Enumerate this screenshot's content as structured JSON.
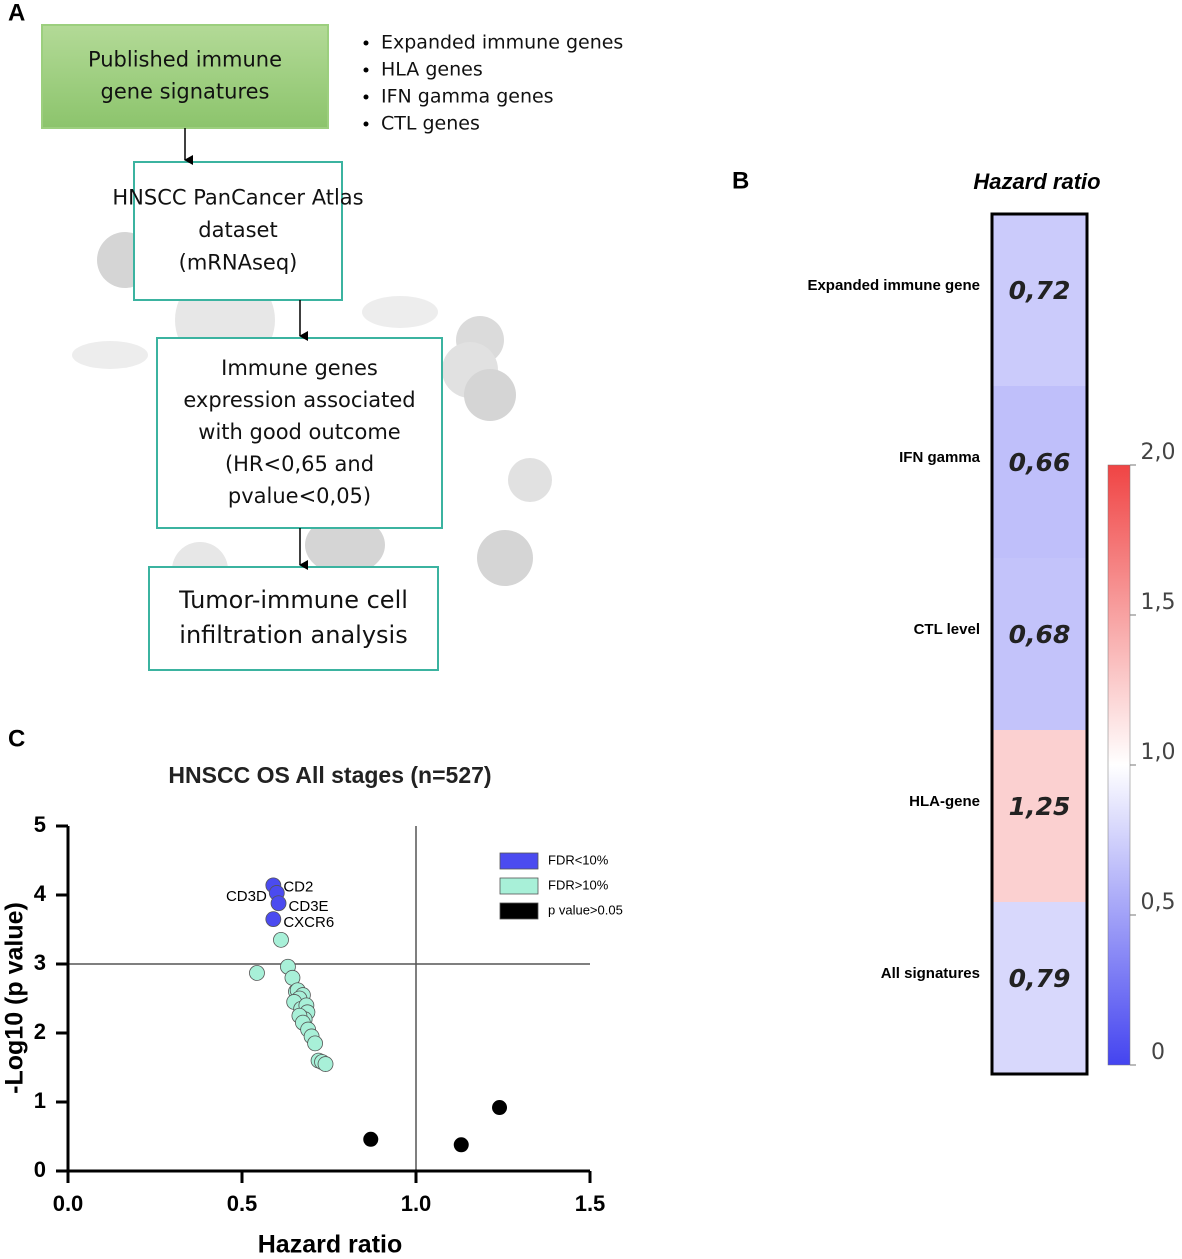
{
  "panel_labels": [
    "A",
    "B",
    "C"
  ],
  "flowchart": {
    "steps": [
      {
        "lines": [
          "Published immune",
          "gene signatures"
        ]
      },
      {
        "lines": [
          "HNSCC PanCancer Atlas",
          "dataset",
          "(mRNAseq)"
        ]
      },
      {
        "lines": [
          "Immune genes",
          "expression associated",
          "with good outcome",
          "(HR<0,65 and",
          "pvalue<0,05)"
        ]
      },
      {
        "lines": [
          "Tumor-immune cell",
          "infiltration analysis"
        ]
      }
    ],
    "bullets": [
      "Expanded immune genes",
      "HLA genes",
      "IFN gamma genes",
      "CTL genes"
    ]
  },
  "chart_data": [
    {
      "type": "heatmap",
      "title": "Hazard ratio",
      "categories": [
        "Expanded immune gene",
        "IFN gamma",
        "CTL level",
        "HLA-gene",
        "All signatures"
      ],
      "values": [
        0.72,
        0.66,
        0.68,
        1.25,
        0.79
      ],
      "value_labels": [
        "0,72",
        "0,66",
        "0,68",
        "1,25",
        "0,79"
      ],
      "colorscale": [
        "#4444f0",
        "#ffffff",
        "#f04444"
      ],
      "clim": [
        0,
        2
      ],
      "cticks": [
        {
          "value": 0,
          "label": "0"
        },
        {
          "value": 0.5,
          "label": "0,5"
        },
        {
          "value": 1,
          "label": "1,0"
        },
        {
          "value": 1.5,
          "label": "1,5"
        },
        {
          "value": 2,
          "label": "2,0"
        }
      ]
    },
    {
      "type": "scatter",
      "title": "HNSCC OS All stages (n=527)",
      "xlabel": "Hazard ratio",
      "ylabel": "-Log10 (p value)",
      "xlim": [
        0,
        1.5
      ],
      "ylim": [
        0,
        5
      ],
      "xticks": [
        {
          "value": 0,
          "label": "0.0"
        },
        {
          "value": 0.5,
          "label": "0.5"
        },
        {
          "value": 1,
          "label": "1.0"
        },
        {
          "value": 1.5,
          "label": "1.5"
        }
      ],
      "yticks": [
        0,
        1,
        2,
        3,
        4,
        5
      ],
      "reference_lines": {
        "x": 1,
        "y": 3
      },
      "legend": "upper right",
      "series": [
        {
          "name": "FDR<10%",
          "color": "#4b4bf0",
          "x": [
            0.59,
            0.6,
            0.605,
            0.59
          ],
          "values": [
            4.14,
            4.03,
            3.88,
            3.65
          ],
          "labels": [
            "CD2",
            "CD3D",
            "CD3E",
            "CXCR6"
          ]
        },
        {
          "name": "FDR>10%",
          "color": "#a8f0d8",
          "x": [
            0.612,
            0.543,
            0.632,
            0.645,
            0.655,
            0.66,
            0.675,
            0.665,
            0.65,
            0.67,
            0.685,
            0.688,
            0.68,
            0.665,
            0.675,
            0.69,
            0.7,
            0.71,
            0.72,
            0.73,
            0.74
          ],
          "values": [
            3.35,
            2.87,
            2.96,
            2.8,
            2.6,
            2.62,
            2.55,
            2.5,
            2.45,
            2.35,
            2.4,
            2.3,
            2.2,
            2.25,
            2.15,
            2.05,
            1.95,
            1.85,
            1.6,
            1.58,
            1.55
          ]
        },
        {
          "name": "p value>0.05",
          "color": "#000000",
          "x": [
            0.87,
            1.13,
            1.24
          ],
          "values": [
            0.46,
            0.38,
            0.92
          ]
        }
      ]
    }
  ]
}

------------------------

Determine how many of the lines above include the word "genes", then give that number and nothing else.

* **Result of this exercise**: 5